_EXERCISE INSTRUCTIONS_
Scan each line of the records for the word "States" and extract the ones that have it.

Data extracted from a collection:
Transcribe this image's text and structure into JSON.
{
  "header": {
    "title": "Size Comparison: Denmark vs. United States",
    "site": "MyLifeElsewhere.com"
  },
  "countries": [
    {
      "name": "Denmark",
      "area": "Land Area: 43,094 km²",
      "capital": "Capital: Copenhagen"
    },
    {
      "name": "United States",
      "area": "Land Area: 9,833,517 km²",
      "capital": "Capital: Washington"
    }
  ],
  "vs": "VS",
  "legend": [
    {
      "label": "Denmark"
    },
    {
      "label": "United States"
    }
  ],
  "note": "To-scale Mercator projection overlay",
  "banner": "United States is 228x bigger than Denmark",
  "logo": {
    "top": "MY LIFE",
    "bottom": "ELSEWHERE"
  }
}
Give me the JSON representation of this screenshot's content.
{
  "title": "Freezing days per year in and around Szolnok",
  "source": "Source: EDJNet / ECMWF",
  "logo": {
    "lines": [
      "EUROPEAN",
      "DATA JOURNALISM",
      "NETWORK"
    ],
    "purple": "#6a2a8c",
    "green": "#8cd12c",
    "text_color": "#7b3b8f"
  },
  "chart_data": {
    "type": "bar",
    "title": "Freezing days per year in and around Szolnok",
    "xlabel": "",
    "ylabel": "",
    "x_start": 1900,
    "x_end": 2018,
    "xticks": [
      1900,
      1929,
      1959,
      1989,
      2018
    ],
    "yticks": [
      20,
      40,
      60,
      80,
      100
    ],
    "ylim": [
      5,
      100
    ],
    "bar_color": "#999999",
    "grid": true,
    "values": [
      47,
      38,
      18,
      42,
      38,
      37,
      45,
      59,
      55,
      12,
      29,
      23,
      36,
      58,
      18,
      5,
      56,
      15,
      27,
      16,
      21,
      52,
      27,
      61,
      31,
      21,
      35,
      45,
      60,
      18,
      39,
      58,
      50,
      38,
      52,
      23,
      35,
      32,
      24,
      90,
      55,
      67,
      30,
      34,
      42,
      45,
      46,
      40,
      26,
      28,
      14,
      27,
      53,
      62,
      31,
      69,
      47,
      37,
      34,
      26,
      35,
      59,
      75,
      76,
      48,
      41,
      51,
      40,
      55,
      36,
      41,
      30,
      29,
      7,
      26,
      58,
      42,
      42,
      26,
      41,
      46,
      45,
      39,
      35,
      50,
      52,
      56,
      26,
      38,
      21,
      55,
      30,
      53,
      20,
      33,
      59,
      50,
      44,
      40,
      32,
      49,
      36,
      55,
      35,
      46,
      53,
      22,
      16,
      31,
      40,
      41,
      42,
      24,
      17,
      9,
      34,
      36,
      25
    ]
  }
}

_RESPONSE_
    "title": "Size Comparison: Denmark vs. United States",
      "name": "United States",
      "label": "United States"
  "banner": "United States is 228x bigger than Denmark",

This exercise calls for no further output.